══ Data entries

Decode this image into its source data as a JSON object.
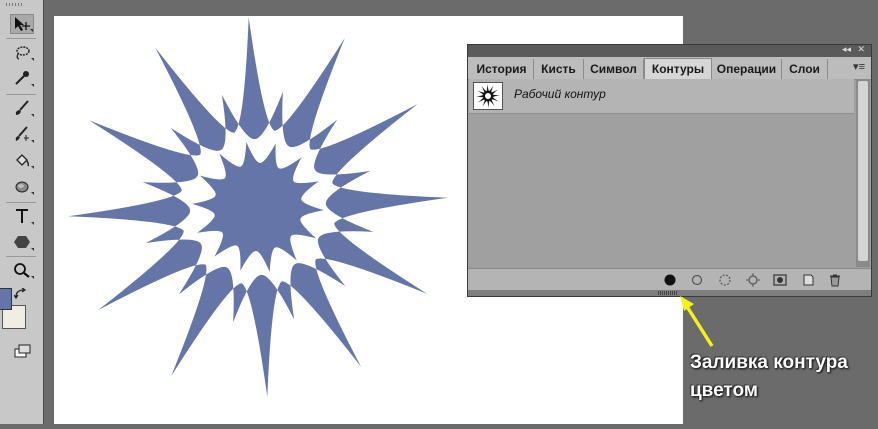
{
  "panel": {
    "tabs": [
      {
        "label": "История",
        "active": false
      },
      {
        "label": "Кисть",
        "active": false
      },
      {
        "label": "Символ",
        "active": false
      },
      {
        "label": "Контуры",
        "active": true
      },
      {
        "label": "Операции",
        "active": false
      },
      {
        "label": "Слои",
        "active": false
      }
    ],
    "path_item": {
      "label": "Рабочий контур"
    }
  },
  "tools": [
    "move-tool",
    "lasso-tool",
    "eyedropper-tool",
    "brush-tool",
    "history-brush-tool",
    "paint-bucket-tool",
    "blur-tool",
    "type-tool",
    "shape-tool",
    "zoom-tool"
  ],
  "colors": {
    "foreground": "#6675a8",
    "background": "#f0ede4",
    "shape_fill": "#6675a8",
    "annotation_arrow": "#f2f21a"
  },
  "annotation": {
    "line1": "Заливка контура",
    "line2": "цветом"
  }
}
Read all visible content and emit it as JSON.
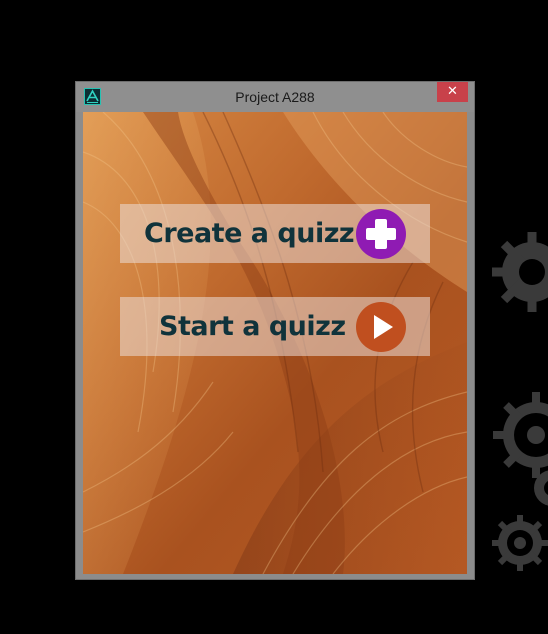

════

## What the task asks:
Copy all the entries word for word. Omit any pictures.

## Result of this task:
Decode this image into its source data as a JSON object.
{
  "panel": {
    "tabs": [
      {
        "label": "История",
        "active": false
      },
      {
        "label": "Кисть",
        "active": false
      },
      {
        "label": "Символ",
        "active": false
      },
      {
        "label": "Контуры",
        "active": true
      },
      {
        "label": "Операции",
        "active": false
      },
      {
        "label": "Слои",
        "active": false
      }
    ],
    "path_item": {
      "label": "Рабочий контур"
    }
  },
  "tools": [
    "move-tool",
    "lasso-tool",
    "eyedropper-tool",
    "brush-tool",
    "history-brush-tool",
    "paint-bucket-tool",
    "blur-tool",
    "type-tool",
    "shape-tool",
    "zoom-tool"
  ],
  "colors": {
    "foreground": "#6675a8",
    "background": "#f0ede4",
    "shape_fill": "#6675a8",
    "annotation_arrow": "#f2f21a"
  },
  "annotation": {
    "line1": "Заливка контура",
    "line2": "цветом"
  }
}
Read all visible content and emit it as JSON.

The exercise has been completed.